>> Start PROVIDED RECORDS
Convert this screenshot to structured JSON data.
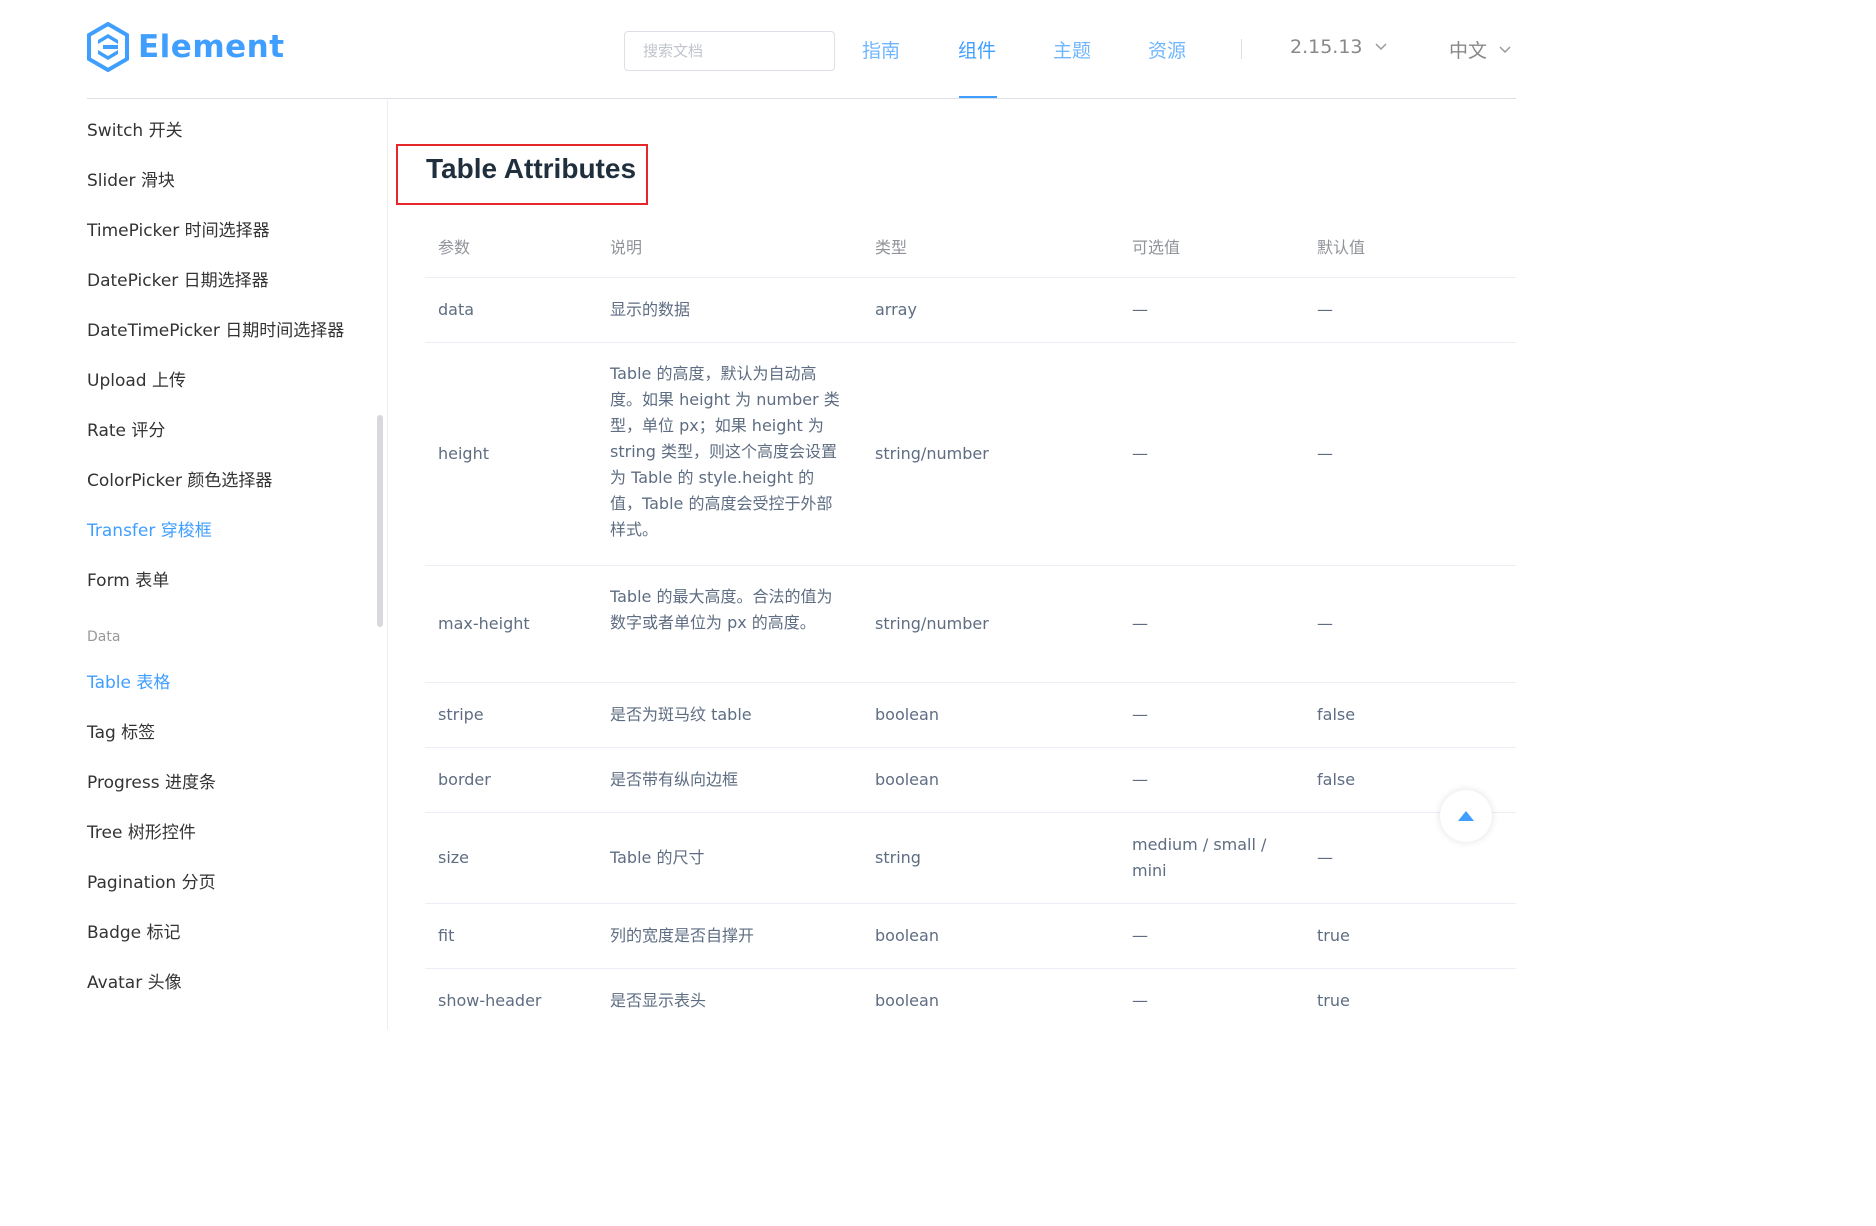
{
  "brand": {
    "name": "Element",
    "color": "#409eff"
  },
  "search": {
    "placeholder": "搜索文档",
    "value": ""
  },
  "nav": {
    "items": [
      {
        "label": "指南",
        "active": false
      },
      {
        "label": "组件",
        "active": true
      },
      {
        "label": "主题",
        "active": false
      },
      {
        "label": "资源",
        "active": false
      }
    ],
    "version": "2.15.13",
    "language": "中文"
  },
  "sidebar": {
    "items": [
      {
        "label": "Switch 开关",
        "active": false
      },
      {
        "label": "Slider 滑块",
        "active": false
      },
      {
        "label": "TimePicker 时间选择器",
        "active": false
      },
      {
        "label": "DatePicker 日期选择器",
        "active": false
      },
      {
        "label": "DateTimePicker 日期时间选择器",
        "active": false
      },
      {
        "label": "Upload 上传",
        "active": false
      },
      {
        "label": "Rate 评分",
        "active": false
      },
      {
        "label": "ColorPicker 颜色选择器",
        "active": false
      },
      {
        "label": "Transfer 穿梭框",
        "active": true
      },
      {
        "label": "Form 表单",
        "active": false
      }
    ],
    "group_label": "Data",
    "group_items": [
      {
        "label": "Table 表格",
        "active": true
      },
      {
        "label": "Tag 标签",
        "active": false
      },
      {
        "label": "Progress 进度条",
        "active": false
      },
      {
        "label": "Tree 树形控件",
        "active": false
      },
      {
        "label": "Pagination 分页",
        "active": false
      },
      {
        "label": "Badge 标记",
        "active": false
      },
      {
        "label": "Avatar 头像",
        "active": false
      }
    ]
  },
  "main": {
    "section_title": "Table Attributes",
    "columns": [
      "参数",
      "说明",
      "类型",
      "可选值",
      "默认值"
    ],
    "rows": [
      {
        "param": "data",
        "desc": "显示的数据",
        "type": "array",
        "options": "—",
        "default": "—"
      },
      {
        "param": "height",
        "desc": "Table 的高度，默认为自动高度。如果 height 为 number 类型，单位 px；如果 height 为 string 类型，则这个高度会设置为 Table 的 style.height 的值，Table 的高度会受控于外部样式。",
        "type": "string/number",
        "options": "—",
        "default": "—"
      },
      {
        "param": "max-height",
        "desc": "Table 的最大高度。合法的值为数字或者单位为 px 的高度。",
        "type": "string/number",
        "options": "—",
        "default": "—"
      },
      {
        "param": "stripe",
        "desc": "是否为斑马纹 table",
        "type": "boolean",
        "options": "—",
        "default": "false"
      },
      {
        "param": "border",
        "desc": "是否带有纵向边框",
        "type": "boolean",
        "options": "—",
        "default": "false"
      },
      {
        "param": "size",
        "desc": "Table 的尺寸",
        "type": "string",
        "options": "medium / small / mini",
        "default": "—"
      },
      {
        "param": "fit",
        "desc": "列的宽度是否自撑开",
        "type": "boolean",
        "options": "—",
        "default": "true"
      },
      {
        "param": "show-header",
        "desc": "是否显示表头",
        "type": "boolean",
        "options": "—",
        "default": "true"
      }
    ]
  }
}
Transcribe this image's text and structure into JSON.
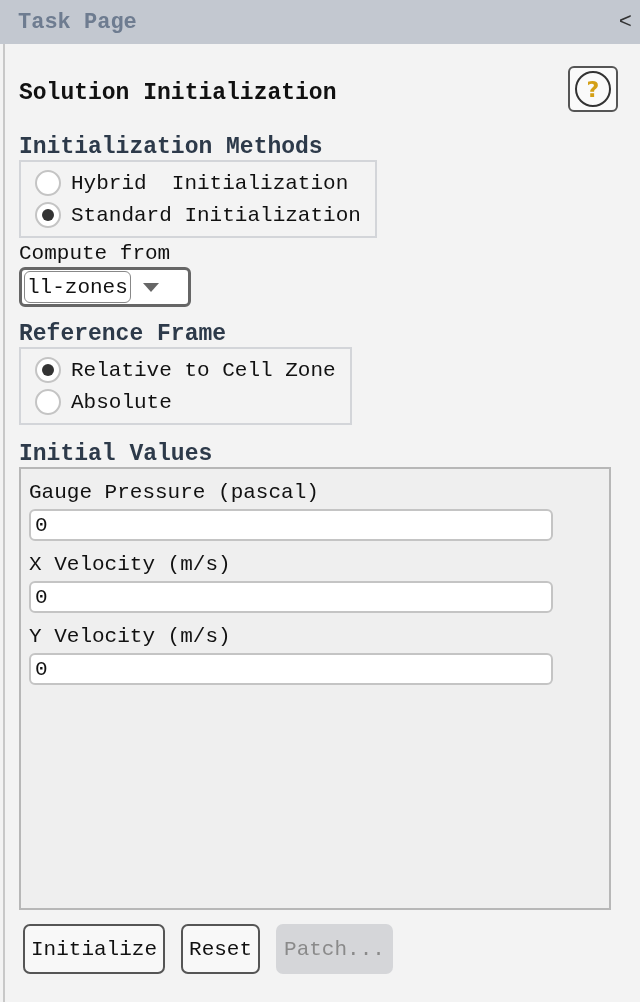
{
  "header": {
    "title": "Task Page",
    "collapse": "<"
  },
  "page": {
    "title": "Solution Initialization",
    "help": "?"
  },
  "methods": {
    "title": "Initialization Methods",
    "options": [
      {
        "label": "Hybrid  Initialization",
        "selected": false
      },
      {
        "label": "Standard Initialization",
        "selected": true
      }
    ]
  },
  "compute_from": {
    "label": "Compute from",
    "value": "ll-zones"
  },
  "reference_frame": {
    "title": "Reference Frame",
    "options": [
      {
        "label": "Relative to Cell Zone",
        "selected": true
      },
      {
        "label": "Absolute",
        "selected": false
      }
    ]
  },
  "initial_values": {
    "title": "Initial Values",
    "fields": [
      {
        "label": "Gauge Pressure (pascal)",
        "value": "0"
      },
      {
        "label": "X Velocity (m/s)",
        "value": "0"
      },
      {
        "label": "Y Velocity (m/s)",
        "value": "0"
      }
    ]
  },
  "buttons": [
    {
      "label": "Initialize",
      "disabled": false
    },
    {
      "label": "Reset",
      "disabled": false
    },
    {
      "label": "Patch...",
      "disabled": true
    }
  ]
}
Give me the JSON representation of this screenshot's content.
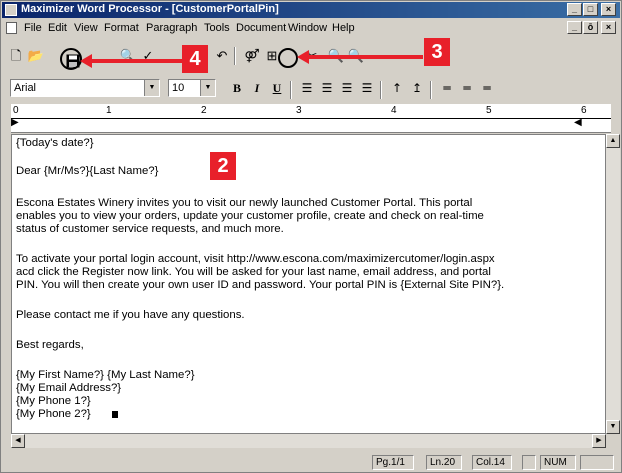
{
  "window": {
    "title": "Maximizer Word Processor - [CustomerPortalPin]"
  },
  "title_buttons": [
    "_",
    "□",
    "×"
  ],
  "doc_buttons": [
    "_",
    "ō",
    "×"
  ],
  "menu": [
    "File",
    "Edit",
    "View",
    "Format",
    "Paragraph",
    "Tools",
    "Document",
    "Window",
    "Help"
  ],
  "format": {
    "font": "Arial",
    "size": "10",
    "bold": "B",
    "italic": "I",
    "underline": "U"
  },
  "ruler": {
    "marks": [
      "0",
      "1",
      "2",
      "3",
      "4",
      "5",
      "6"
    ]
  },
  "document": {
    "lines": [
      "{Today's date?}",
      "",
      "Dear {Mr/Ms?}{Last Name?}",
      "",
      "Escona Estates Winery invites you to visit our newly launched Customer Portal. This portal",
      "enables you to view your orders, update your customer profile, create and check on real-time",
      "status of customer service requests, and much more.",
      "",
      "To activate your portal login account, visit http://www.escona.com/maximizercutomer/login.aspx",
      "acd click the Register now link. You will be asked for your last name, email address, and portal",
      "PIN. You will then create your own user ID and password. Your portal PIN is {External Site PIN?}.",
      "",
      "Please contact me if you have any questions.",
      "",
      "Best regards,",
      "",
      "{My First Name?} {My Last Name?}",
      "{My Email Address?}",
      "{My Phone 1?}",
      "{My Phone 2?}"
    ]
  },
  "status": {
    "page": "Pg.1/1",
    "line": "Ln.20",
    "col": "Col.14",
    "num": "NUM"
  },
  "callouts": {
    "a": "4",
    "b": "3",
    "c": "2"
  },
  "colors": {
    "callout": "#e8202a",
    "titlebar": "#0a246a"
  }
}
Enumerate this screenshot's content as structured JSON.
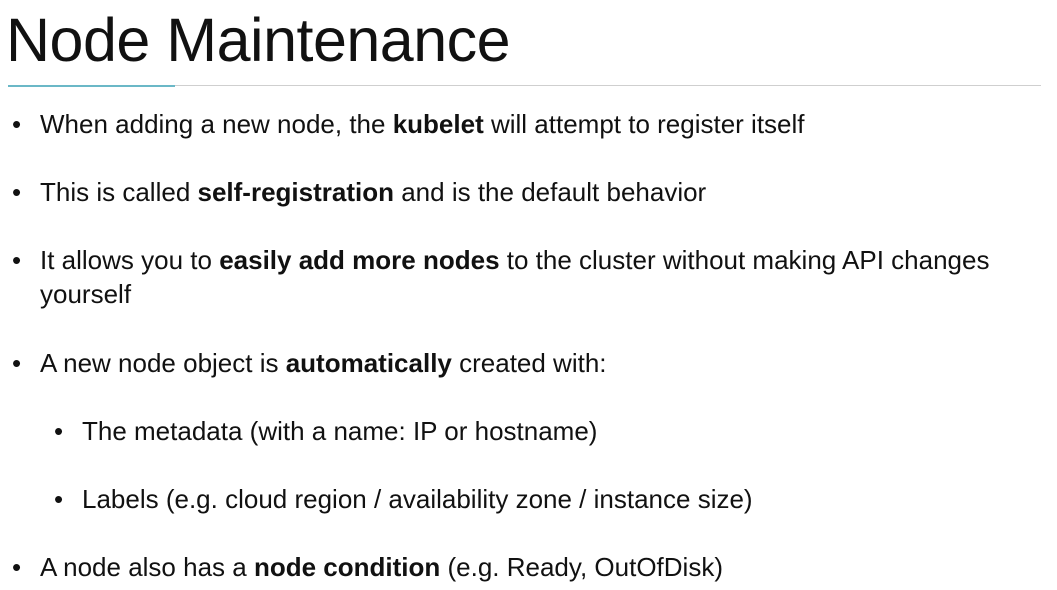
{
  "slide": {
    "title": "Node Maintenance",
    "accent_color": "#6bb8c7",
    "bullets": [
      {
        "level": 1,
        "before": "When adding a new node, the ",
        "bold": "kubelet",
        "after": " will attempt to register itself"
      },
      {
        "level": 1,
        "before": "This is called ",
        "bold": "self-registration",
        "after": " and is the default behavior"
      },
      {
        "level": 1,
        "before": "It allows you to ",
        "bold": "easily add more nodes",
        "after": " to the cluster without making API changes yourself"
      },
      {
        "level": 1,
        "before": "A new node object is ",
        "bold": "automatically",
        "after": " created with:"
      },
      {
        "level": 2,
        "before": "The metadata (with a name: IP or hostname)",
        "bold": "",
        "after": ""
      },
      {
        "level": 2,
        "before": "Labels (e.g. cloud region / availability zone / instance size)",
        "bold": "",
        "after": ""
      },
      {
        "level": 1,
        "before": "A node also has a ",
        "bold": "node condition",
        "after": " (e.g. Ready, OutOfDisk)"
      }
    ]
  }
}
>> End PROVIDED RECORDS
TASK GOAL - Every record gets retyped exactly; no picture goes into the copy.

FULL ANSWER -
Convert this screenshot to structured JSON data.
{
  "brand": {
    "name": "Element",
    "color": "#409eff"
  },
  "search": {
    "placeholder": "搜索文档",
    "value": ""
  },
  "nav": {
    "items": [
      {
        "label": "指南",
        "active": false
      },
      {
        "label": "组件",
        "active": true
      },
      {
        "label": "主题",
        "active": false
      },
      {
        "label": "资源",
        "active": false
      }
    ],
    "version": "2.15.13",
    "language": "中文"
  },
  "sidebar": {
    "items": [
      {
        "label": "Switch 开关",
        "active": false
      },
      {
        "label": "Slider 滑块",
        "active": false
      },
      {
        "label": "TimePicker 时间选择器",
        "active": false
      },
      {
        "label": "DatePicker 日期选择器",
        "active": false
      },
      {
        "label": "DateTimePicker 日期时间选择器",
        "active": false
      },
      {
        "label": "Upload 上传",
        "active": false
      },
      {
        "label": "Rate 评分",
        "active": false
      },
      {
        "label": "ColorPicker 颜色选择器",
        "active": false
      },
      {
        "label": "Transfer 穿梭框",
        "active": true
      },
      {
        "label": "Form 表单",
        "active": false
      }
    ],
    "group_label": "Data",
    "group_items": [
      {
        "label": "Table 表格",
        "active": true
      },
      {
        "label": "Tag 标签",
        "active": false
      },
      {
        "label": "Progress 进度条",
        "active": false
      },
      {
        "label": "Tree 树形控件",
        "active": false
      },
      {
        "label": "Pagination 分页",
        "active": false
      },
      {
        "label": "Badge 标记",
        "active": false
      },
      {
        "label": "Avatar 头像",
        "active": false
      }
    ]
  },
  "main": {
    "section_title": "Table Attributes",
    "columns": [
      "参数",
      "说明",
      "类型",
      "可选值",
      "默认值"
    ],
    "rows": [
      {
        "param": "data",
        "desc": "显示的数据",
        "type": "array",
        "options": "—",
        "default": "—"
      },
      {
        "param": "height",
        "desc": "Table 的高度，默认为自动高度。如果 height 为 number 类型，单位 px；如果 height 为 string 类型，则这个高度会设置为 Table 的 style.height 的值，Table 的高度会受控于外部样式。",
        "type": "string/number",
        "options": "—",
        "default": "—"
      },
      {
        "param": "max-height",
        "desc": "Table 的最大高度。合法的值为数字或者单位为 px 的高度。",
        "type": "string/number",
        "options": "—",
        "default": "—"
      },
      {
        "param": "stripe",
        "desc": "是否为斑马纹 table",
        "type": "boolean",
        "options": "—",
        "default": "false"
      },
      {
        "param": "border",
        "desc": "是否带有纵向边框",
        "type": "boolean",
        "options": "—",
        "default": "false"
      },
      {
        "param": "size",
        "desc": "Table 的尺寸",
        "type": "string",
        "options": "medium / small / mini",
        "default": "—"
      },
      {
        "param": "fit",
        "desc": "列的宽度是否自撑开",
        "type": "boolean",
        "options": "—",
        "default": "true"
      },
      {
        "param": "show-header",
        "desc": "是否显示表头",
        "type": "boolean",
        "options": "—",
        "default": "true"
      }
    ]
  }
}
Transcribe this image's text and structure into JSON.
{
  "header": {
    "title": "Task Page",
    "collapse": "<"
  },
  "page": {
    "title": "Solution Initialization",
    "help": "?"
  },
  "methods": {
    "title": "Initialization Methods",
    "options": [
      {
        "label": "Hybrid  Initialization",
        "selected": false
      },
      {
        "label": "Standard Initialization",
        "selected": true
      }
    ]
  },
  "compute_from": {
    "label": "Compute from",
    "value": "ll-zones"
  },
  "reference_frame": {
    "title": "Reference Frame",
    "options": [
      {
        "label": "Relative to Cell Zone",
        "selected": true
      },
      {
        "label": "Absolute",
        "selected": false
      }
    ]
  },
  "initial_values": {
    "title": "Initial Values",
    "fields": [
      {
        "label": "Gauge Pressure (pascal)",
        "value": "0"
      },
      {
        "label": "X Velocity (m/s)",
        "value": "0"
      },
      {
        "label": "Y Velocity (m/s)",
        "value": "0"
      }
    ]
  },
  "buttons": [
    {
      "label": "Initialize",
      "disabled": false
    },
    {
      "label": "Reset",
      "disabled": false
    },
    {
      "label": "Patch...",
      "disabled": true
    }
  ]
}
Give me the JSON representation of this screenshot's content.
{
  "window": {
    "title": "Maximizer Word Processor - [CustomerPortalPin]"
  },
  "title_buttons": [
    "_",
    "□",
    "×"
  ],
  "doc_buttons": [
    "_",
    "ō",
    "×"
  ],
  "menu": [
    "File",
    "Edit",
    "View",
    "Format",
    "Paragraph",
    "Tools",
    "Document",
    "Window",
    "Help"
  ],
  "format": {
    "font": "Arial",
    "size": "10",
    "bold": "B",
    "italic": "I",
    "underline": "U"
  },
  "ruler": {
    "marks": [
      "0",
      "1",
      "2",
      "3",
      "4",
      "5",
      "6"
    ]
  },
  "document": {
    "lines": [
      "{Today's date?}",
      "",
      "Dear {Mr/Ms?}{Last Name?}",
      "",
      "Escona Estates Winery invites you to visit our newly launched Customer Portal. This portal",
      "enables you to view your orders, update your customer profile, create and check on real-time",
      "status of customer service requests, and much more.",
      "",
      "To activate your portal login account, visit http://www.escona.com/maximizercutomer/login.aspx",
      "acd click the Register now link. You will be asked for your last name, email address, and portal",
      "PIN. You will then create your own user ID and password. Your portal PIN is {External Site PIN?}.",
      "",
      "Please contact me if you have any questions.",
      "",
      "Best regards,",
      "",
      "{My First Name?} {My Last Name?}",
      "{My Email Address?}",
      "{My Phone 1?}",
      "{My Phone 2?}"
    ]
  },
  "status": {
    "page": "Pg.1/1",
    "line": "Ln.20",
    "col": "Col.14",
    "num": "NUM"
  },
  "callouts": {
    "a": "4",
    "b": "3",
    "c": "2"
  },
  "colors": {
    "callout": "#e8202a",
    "titlebar": "#0a246a"
  }
}
Enumerate this screenshot's content as structured JSON.
{
  "slide": {
    "title": "Node Maintenance",
    "accent_color": "#6bb8c7",
    "bullets": [
      {
        "level": 1,
        "before": "When adding a new node, the ",
        "bold": "kubelet",
        "after": " will attempt to register itself"
      },
      {
        "level": 1,
        "before": "This is called ",
        "bold": "self-registration",
        "after": " and is the default behavior"
      },
      {
        "level": 1,
        "before": "It allows you to ",
        "bold": "easily add more nodes",
        "after": " to the cluster without making API changes yourself"
      },
      {
        "level": 1,
        "before": "A new node object is ",
        "bold": "automatically",
        "after": " created with:"
      },
      {
        "level": 2,
        "before": "The metadata (with a name: IP or hostname)",
        "bold": "",
        "after": ""
      },
      {
        "level": 2,
        "before": "Labels (e.g. cloud region / availability zone / instance size)",
        "bold": "",
        "after": ""
      },
      {
        "level": 1,
        "before": "A node also has a ",
        "bold": "node condition",
        "after": " (e.g. Ready, OutOfDisk)"
      }
    ]
  }
}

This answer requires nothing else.